- _Task details_
Write down every entry below once more, exactly.

+++

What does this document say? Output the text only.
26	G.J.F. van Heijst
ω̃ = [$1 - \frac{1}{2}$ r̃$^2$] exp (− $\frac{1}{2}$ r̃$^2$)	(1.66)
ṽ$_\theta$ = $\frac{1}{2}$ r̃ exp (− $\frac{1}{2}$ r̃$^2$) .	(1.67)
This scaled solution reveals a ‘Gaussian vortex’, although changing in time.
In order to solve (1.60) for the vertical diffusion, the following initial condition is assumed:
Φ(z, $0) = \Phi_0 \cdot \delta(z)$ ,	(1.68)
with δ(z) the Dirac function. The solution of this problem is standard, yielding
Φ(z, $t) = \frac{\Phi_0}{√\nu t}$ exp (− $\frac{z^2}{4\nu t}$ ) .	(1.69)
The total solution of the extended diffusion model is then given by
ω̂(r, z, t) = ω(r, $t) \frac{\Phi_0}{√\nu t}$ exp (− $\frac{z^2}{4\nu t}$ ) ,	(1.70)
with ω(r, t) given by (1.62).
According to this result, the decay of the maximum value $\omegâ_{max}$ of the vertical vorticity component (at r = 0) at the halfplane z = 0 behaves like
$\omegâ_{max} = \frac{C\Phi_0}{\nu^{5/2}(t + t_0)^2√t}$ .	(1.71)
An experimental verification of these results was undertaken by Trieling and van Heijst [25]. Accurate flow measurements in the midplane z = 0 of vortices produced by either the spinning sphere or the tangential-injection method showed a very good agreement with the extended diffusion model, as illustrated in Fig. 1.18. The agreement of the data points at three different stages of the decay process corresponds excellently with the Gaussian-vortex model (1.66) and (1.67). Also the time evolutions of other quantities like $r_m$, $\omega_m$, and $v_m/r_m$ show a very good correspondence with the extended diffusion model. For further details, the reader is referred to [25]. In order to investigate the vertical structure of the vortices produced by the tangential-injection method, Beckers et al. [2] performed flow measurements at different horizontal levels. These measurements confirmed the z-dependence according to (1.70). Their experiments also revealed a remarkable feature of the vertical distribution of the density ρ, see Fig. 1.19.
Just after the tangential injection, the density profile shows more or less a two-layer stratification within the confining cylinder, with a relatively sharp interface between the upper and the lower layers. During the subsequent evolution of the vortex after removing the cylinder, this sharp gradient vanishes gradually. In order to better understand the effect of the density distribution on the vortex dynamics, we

+++

- _Completed exercise_
What does this document say? Output the text only.
26	G.J.F. van Heijst
ω̃ = [$1 - \frac{1}{2}$ r̃$^2$] exp (− $\frac{1}{2}$ r̃$^2$)	(1.66)
ṽ$_\theta$ = $\frac{1}{2}$ r̃ exp (− $\frac{1}{2}$ r̃$^2$) .	(1.67)
This scaled solution reveals a ‘Gaussian vortex’, although changing in time.
In order to solve (1.60) for the vertical diffusion, the following initial condition is assumed:
Φ(z, $0) = \Phi_0 \cdot \delta(z)$ ,	(1.68)
with δ(z) the Dirac function. The solution of this problem is standard, yielding
Φ(z, $t) = \frac{\Phi_0}{√\nu t}$ exp (− $\frac{z^2}{4\nu t}$ ) .	(1.69)
The total solution of the extended diffusion model is then given by
ω̂(r, z, t) = ω(r, $t) \frac{\Phi_0}{√\nu t}$ exp (− $\frac{z^2}{4\nu t}$ ) ,	(1.70)
with ω(r, t) given by (1.62).
According to this result, the decay of the maximum value $\omegâ_{max}$ of the vertical vorticity component (at r = 0) at the halfplane z = 0 behaves like
$\omegâ_{max} = \frac{C\Phi_0}{\nu^{5/2}(t + t_0)^2√t}$ .	(1.71)
An experimental verification of these results was undertaken by Trieling and van Heijst [25]. Accurate flow measurements in the midplane z = 0 of vortices produced by either the spinning sphere or the tangential-injection method showed a very good agreement with the extended diffusion model, as illustrated in Fig. 1.18. The agreement of the data points at three different stages of the decay process corresponds excellently with the Gaussian-vortex model (1.66) and (1.67). Also the time evolutions of other quantities like $r_m$, $\omega_m$, and $v_m/r_m$ show a very good correspondence with the extended diffusion model. For further details, the reader is referred to [25]. In order to investigate the vertical structure of the vortices produced by the tangential-injection method, Beckers et al. [2] performed flow measurements at different horizontal levels. These measurements confirmed the z-dependence according to (1.70). Their experiments also revealed a remarkable feature of the vertical distribution of the density ρ, see Fig. 1.19.
Just after the tangential injection, the density profile shows more or less a two-layer stratification within the confining cylinder, with a relatively sharp interface between the upper and the lower layers. During the subsequent evolution of the vortex after removing the cylinder, this sharp gradient vanishes gradually. In order to better understand the effect of the density distribution on the vortex dynamics, we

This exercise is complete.